### GIVEN PROBLEM:
Locate the word "marker" in the material, then show every line that holds it.

%%

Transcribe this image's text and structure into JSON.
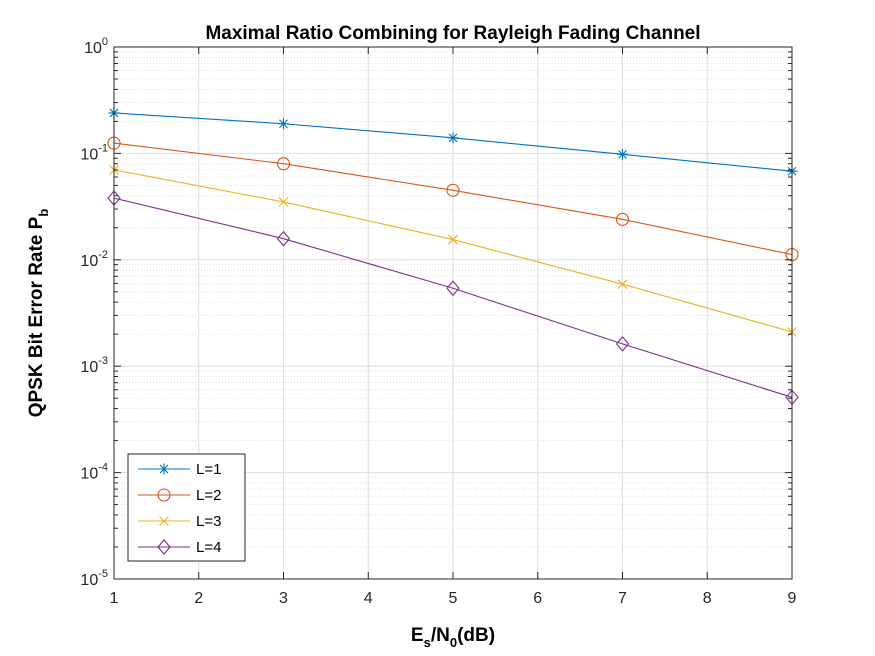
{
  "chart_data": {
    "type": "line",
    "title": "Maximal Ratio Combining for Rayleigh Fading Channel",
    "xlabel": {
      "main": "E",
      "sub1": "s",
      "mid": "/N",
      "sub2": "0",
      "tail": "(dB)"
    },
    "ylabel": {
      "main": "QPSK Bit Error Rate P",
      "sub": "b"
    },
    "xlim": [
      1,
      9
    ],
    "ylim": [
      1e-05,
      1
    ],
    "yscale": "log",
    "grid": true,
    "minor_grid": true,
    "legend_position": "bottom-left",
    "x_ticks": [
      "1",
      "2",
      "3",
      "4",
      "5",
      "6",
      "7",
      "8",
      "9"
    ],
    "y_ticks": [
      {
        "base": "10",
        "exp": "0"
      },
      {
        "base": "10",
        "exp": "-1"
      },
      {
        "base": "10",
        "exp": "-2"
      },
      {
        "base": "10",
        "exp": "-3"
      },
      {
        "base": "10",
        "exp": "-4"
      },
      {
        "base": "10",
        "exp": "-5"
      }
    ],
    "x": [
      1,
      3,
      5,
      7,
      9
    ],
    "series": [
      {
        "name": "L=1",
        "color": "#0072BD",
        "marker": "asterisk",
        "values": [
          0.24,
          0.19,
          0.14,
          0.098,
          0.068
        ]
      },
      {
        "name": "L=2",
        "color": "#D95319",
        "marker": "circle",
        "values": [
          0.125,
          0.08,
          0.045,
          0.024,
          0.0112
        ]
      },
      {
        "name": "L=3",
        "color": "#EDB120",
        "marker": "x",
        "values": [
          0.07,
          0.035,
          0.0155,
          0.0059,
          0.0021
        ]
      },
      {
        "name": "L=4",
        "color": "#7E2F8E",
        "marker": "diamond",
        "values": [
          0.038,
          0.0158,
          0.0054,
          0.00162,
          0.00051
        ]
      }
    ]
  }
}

%%

### CORRECT ANSWER:
        "marker": "asterisk",
        "marker": "circle",
        "marker": "x",
        "marker": "diamond",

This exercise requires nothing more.